§ WRITTEN PROBLEM:
Transcribe every record that appears below, exactly and in full.

§ EXCERPTED DATA:
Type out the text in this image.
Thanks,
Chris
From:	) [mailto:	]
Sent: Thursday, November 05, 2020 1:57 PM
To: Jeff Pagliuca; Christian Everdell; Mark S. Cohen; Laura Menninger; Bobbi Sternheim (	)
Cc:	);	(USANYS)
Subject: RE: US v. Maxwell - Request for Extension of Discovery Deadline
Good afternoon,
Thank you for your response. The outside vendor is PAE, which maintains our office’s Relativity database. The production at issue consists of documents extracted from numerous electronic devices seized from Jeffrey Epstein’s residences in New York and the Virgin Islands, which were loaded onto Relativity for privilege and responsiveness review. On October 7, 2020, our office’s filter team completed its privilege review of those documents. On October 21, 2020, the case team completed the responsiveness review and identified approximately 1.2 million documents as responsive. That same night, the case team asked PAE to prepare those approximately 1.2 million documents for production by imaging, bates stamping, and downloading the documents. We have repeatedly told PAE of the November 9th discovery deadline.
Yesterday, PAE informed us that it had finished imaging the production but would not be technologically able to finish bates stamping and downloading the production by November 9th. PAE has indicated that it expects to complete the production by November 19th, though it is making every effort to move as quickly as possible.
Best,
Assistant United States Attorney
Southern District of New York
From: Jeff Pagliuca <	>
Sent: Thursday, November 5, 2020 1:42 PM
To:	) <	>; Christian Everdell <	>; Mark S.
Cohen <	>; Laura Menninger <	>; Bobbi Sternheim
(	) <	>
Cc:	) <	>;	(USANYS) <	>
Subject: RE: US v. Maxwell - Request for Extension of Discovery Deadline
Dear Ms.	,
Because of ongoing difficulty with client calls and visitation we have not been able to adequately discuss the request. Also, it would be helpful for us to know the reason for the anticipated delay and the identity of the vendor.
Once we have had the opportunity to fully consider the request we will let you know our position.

§ RESPONSE TO THE EXERCISE:
Type out the text in this image.
Thanks,
Chris
From:	) [mailto:	]
Sent: Thursday, November 05, 2020 1:57 PM
To: Jeff Pagliuca; Christian Everdell; Mark S. Cohen; Laura Menninger; Bobbi Sternheim (	)
Cc:	);	(USANYS)
Subject: RE: US v. Maxwell - Request for Extension of Discovery Deadline
Good afternoon,
Thank you for your response. The outside vendor is PAE, which maintains our office’s Relativity database. The production at issue consists of documents extracted from numerous electronic devices seized from Jeffrey Epstein’s residences in New York and the Virgin Islands, which were loaded onto Relativity for privilege and responsiveness review. On October 7, 2020, our office’s filter team completed its privilege review of those documents. On October 21, 2020, the case team completed the responsiveness review and identified approximately 1.2 million documents as responsive. That same night, the case team asked PAE to prepare those approximately 1.2 million documents for production by imaging, bates stamping, and downloading the documents. We have repeatedly told PAE of the November 9th discovery deadline.
Yesterday, PAE informed us that it had finished imaging the production but would not be technologically able to finish bates stamping and downloading the production by November 9th. PAE has indicated that it expects to complete the production by November 19th, though it is making every effort to move as quickly as possible.
Best,
Assistant United States Attorney
Southern District of New York
From: Jeff Pagliuca <	>
Sent: Thursday, November 5, 2020 1:42 PM
To:	) <	>; Christian Everdell <	>; Mark S.
Cohen <	>; Laura Menninger <	>; Bobbi Sternheim
(	) <	>
Cc:	) <	>;	(USANYS) <	>
Subject: RE: US v. Maxwell - Request for Extension of Discovery Deadline
Dear Ms.	,
Because of ongoing difficulty with client calls and visitation we have not been able to adequately discuss the request. Also, it would be helpful for us to know the reason for the anticipated delay and the identity of the vendor.
Once we have had the opportunity to fully consider the request we will let you know our position.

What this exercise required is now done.